▶ [Entries shown]
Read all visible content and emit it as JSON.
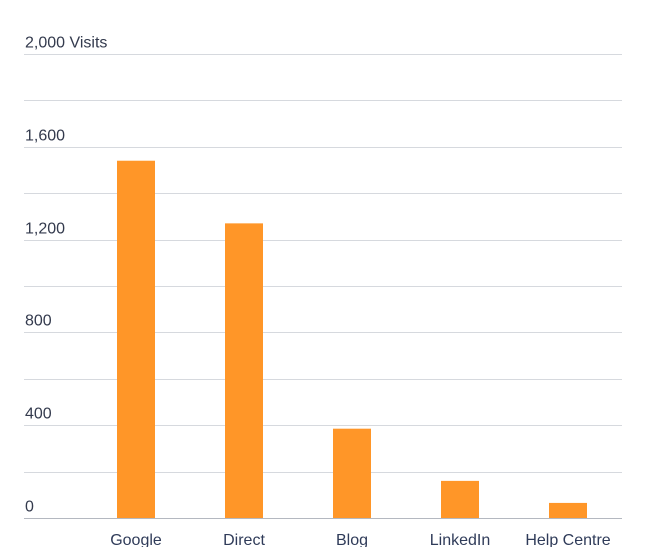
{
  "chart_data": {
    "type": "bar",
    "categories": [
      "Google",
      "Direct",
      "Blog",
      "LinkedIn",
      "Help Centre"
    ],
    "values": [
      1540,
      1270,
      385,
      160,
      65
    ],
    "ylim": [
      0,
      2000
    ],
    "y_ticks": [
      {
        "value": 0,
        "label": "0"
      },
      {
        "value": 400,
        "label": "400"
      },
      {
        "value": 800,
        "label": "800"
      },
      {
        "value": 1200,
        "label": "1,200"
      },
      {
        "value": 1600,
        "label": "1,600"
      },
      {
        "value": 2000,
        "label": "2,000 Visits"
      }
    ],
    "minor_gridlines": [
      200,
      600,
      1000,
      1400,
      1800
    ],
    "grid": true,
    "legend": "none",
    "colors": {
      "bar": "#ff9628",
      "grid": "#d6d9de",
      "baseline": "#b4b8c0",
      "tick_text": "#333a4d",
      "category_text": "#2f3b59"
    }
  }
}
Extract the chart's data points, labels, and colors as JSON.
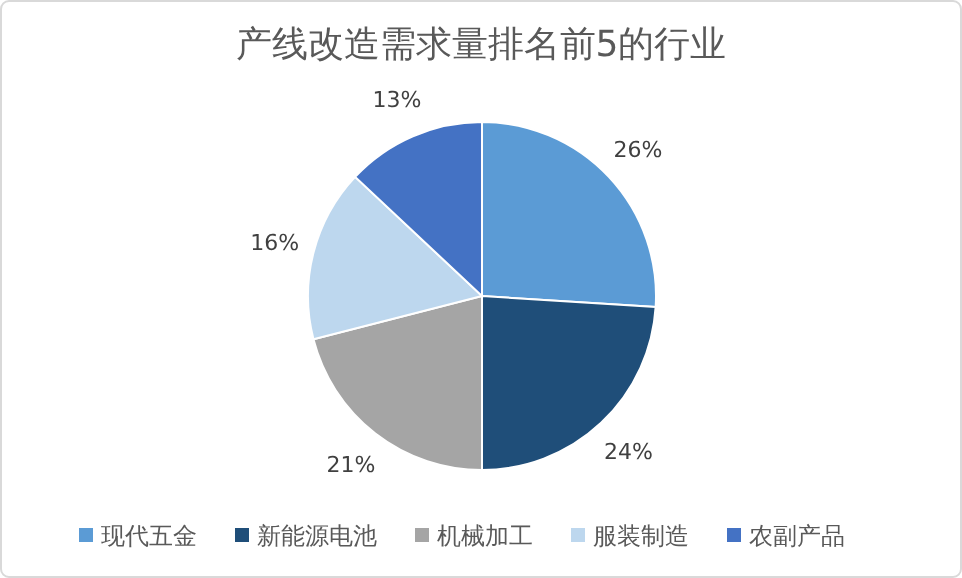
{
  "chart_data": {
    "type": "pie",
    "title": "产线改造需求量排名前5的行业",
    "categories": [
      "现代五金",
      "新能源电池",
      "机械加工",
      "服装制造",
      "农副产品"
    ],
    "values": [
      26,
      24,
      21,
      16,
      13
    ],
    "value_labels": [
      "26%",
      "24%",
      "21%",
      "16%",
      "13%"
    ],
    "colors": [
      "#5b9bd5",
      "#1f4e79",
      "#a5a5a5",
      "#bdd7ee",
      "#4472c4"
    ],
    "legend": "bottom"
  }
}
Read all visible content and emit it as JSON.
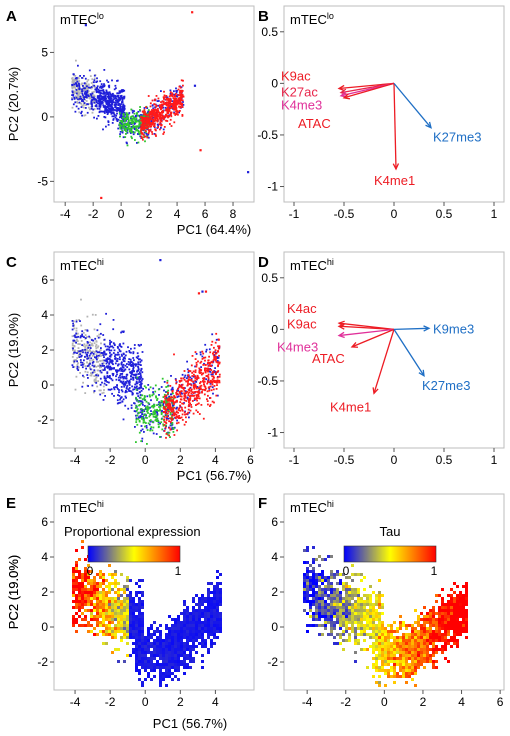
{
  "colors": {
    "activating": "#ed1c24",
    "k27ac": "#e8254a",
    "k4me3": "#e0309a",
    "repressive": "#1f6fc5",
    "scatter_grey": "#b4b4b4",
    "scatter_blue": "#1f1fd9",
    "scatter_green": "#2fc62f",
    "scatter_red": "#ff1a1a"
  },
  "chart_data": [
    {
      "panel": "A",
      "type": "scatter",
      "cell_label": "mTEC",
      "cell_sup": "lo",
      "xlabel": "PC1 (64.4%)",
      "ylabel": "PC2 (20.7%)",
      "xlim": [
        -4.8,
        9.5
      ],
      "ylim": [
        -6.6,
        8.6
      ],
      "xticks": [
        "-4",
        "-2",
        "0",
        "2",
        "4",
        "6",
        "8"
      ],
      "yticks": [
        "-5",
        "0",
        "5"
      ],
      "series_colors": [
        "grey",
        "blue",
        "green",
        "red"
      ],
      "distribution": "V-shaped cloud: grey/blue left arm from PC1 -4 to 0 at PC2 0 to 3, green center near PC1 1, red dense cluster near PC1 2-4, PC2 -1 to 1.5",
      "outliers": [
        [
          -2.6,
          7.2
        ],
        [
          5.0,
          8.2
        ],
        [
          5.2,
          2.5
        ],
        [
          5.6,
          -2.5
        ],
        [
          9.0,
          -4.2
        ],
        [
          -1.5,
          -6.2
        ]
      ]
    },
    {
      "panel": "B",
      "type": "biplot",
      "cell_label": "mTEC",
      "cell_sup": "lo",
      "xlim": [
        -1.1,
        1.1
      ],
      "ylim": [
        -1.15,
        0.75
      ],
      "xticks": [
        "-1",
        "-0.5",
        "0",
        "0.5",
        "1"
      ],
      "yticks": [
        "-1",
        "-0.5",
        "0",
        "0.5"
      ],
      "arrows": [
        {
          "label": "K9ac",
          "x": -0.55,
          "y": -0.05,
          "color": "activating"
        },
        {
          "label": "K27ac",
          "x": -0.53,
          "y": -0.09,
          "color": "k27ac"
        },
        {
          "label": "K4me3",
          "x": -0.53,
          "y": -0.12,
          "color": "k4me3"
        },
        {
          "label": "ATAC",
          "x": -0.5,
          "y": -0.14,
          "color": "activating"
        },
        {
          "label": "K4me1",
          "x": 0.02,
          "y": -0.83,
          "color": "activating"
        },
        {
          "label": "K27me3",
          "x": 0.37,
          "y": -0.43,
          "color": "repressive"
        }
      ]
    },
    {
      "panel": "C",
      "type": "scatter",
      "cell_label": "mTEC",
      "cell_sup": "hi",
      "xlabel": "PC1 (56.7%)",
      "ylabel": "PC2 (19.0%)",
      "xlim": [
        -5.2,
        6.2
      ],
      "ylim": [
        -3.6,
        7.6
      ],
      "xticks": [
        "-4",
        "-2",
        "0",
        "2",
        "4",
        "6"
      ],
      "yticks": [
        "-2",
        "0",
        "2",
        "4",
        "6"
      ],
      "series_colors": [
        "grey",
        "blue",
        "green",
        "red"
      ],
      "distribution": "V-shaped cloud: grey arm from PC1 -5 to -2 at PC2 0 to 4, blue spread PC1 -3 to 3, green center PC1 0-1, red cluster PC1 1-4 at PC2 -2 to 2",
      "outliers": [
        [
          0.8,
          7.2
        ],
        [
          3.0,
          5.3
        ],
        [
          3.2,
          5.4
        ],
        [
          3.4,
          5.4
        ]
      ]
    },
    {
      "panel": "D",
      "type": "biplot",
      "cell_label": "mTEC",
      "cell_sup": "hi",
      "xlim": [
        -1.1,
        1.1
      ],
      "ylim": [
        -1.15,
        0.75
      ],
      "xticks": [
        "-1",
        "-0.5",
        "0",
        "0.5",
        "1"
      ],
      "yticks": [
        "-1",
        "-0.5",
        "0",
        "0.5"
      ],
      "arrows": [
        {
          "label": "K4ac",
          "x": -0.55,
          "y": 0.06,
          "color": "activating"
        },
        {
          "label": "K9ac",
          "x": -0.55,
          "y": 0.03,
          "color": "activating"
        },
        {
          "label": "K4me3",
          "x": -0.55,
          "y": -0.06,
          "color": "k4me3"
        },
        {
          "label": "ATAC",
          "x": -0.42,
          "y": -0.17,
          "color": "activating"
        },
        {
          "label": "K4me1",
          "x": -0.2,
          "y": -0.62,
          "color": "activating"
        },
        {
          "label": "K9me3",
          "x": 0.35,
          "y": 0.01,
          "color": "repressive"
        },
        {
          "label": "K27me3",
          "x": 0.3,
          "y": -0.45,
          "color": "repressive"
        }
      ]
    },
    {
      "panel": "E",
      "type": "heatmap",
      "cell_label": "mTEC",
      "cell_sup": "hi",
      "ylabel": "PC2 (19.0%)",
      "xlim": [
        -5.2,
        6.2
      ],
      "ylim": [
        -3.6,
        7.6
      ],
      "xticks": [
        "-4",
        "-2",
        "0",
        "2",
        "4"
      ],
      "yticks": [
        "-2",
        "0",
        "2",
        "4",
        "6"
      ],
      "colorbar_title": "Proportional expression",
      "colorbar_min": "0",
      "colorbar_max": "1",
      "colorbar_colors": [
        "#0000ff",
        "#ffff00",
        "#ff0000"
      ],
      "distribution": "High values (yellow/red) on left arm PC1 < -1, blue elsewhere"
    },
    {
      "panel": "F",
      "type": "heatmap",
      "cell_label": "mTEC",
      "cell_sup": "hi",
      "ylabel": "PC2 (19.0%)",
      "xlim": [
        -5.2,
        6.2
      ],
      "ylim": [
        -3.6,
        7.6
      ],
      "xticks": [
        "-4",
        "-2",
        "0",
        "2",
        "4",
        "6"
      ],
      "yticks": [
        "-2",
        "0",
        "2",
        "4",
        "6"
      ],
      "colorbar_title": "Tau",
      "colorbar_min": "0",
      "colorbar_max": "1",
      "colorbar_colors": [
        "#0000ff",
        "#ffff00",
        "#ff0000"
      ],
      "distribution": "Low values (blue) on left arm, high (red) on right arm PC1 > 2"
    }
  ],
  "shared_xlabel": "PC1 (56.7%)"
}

...

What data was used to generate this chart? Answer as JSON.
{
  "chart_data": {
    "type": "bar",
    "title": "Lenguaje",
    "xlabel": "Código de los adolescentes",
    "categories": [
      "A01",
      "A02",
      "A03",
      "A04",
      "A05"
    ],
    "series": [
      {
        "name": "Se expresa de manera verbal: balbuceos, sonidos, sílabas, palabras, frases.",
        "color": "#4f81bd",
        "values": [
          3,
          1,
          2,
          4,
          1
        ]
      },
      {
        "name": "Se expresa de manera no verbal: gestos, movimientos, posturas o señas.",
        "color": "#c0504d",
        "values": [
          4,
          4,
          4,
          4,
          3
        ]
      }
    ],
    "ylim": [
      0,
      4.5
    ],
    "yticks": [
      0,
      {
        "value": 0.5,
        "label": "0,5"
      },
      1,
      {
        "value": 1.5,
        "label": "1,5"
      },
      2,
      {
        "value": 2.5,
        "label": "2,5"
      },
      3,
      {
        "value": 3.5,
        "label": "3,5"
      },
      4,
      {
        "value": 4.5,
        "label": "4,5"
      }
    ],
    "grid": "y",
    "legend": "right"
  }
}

▶ [Request] Gather up every line in the data above that contains the word "shaped", copying each one.

▶ [Worked solution]
      "distribution": "V-shaped cloud: grey/blue left arm from PC1 -4 to 0 at PC2 0 to 3, green center near PC1 1, red dense cluster near PC1 2-4, PC2 -1 to 1.5",
      "distribution": "V-shaped cloud: grey arm from PC1 -5 to -2 at PC2 0 to 4, blue spread PC1 -3 to 3, green center PC1 0-1, red cluster PC1 1-4 at PC2 -2 to 2",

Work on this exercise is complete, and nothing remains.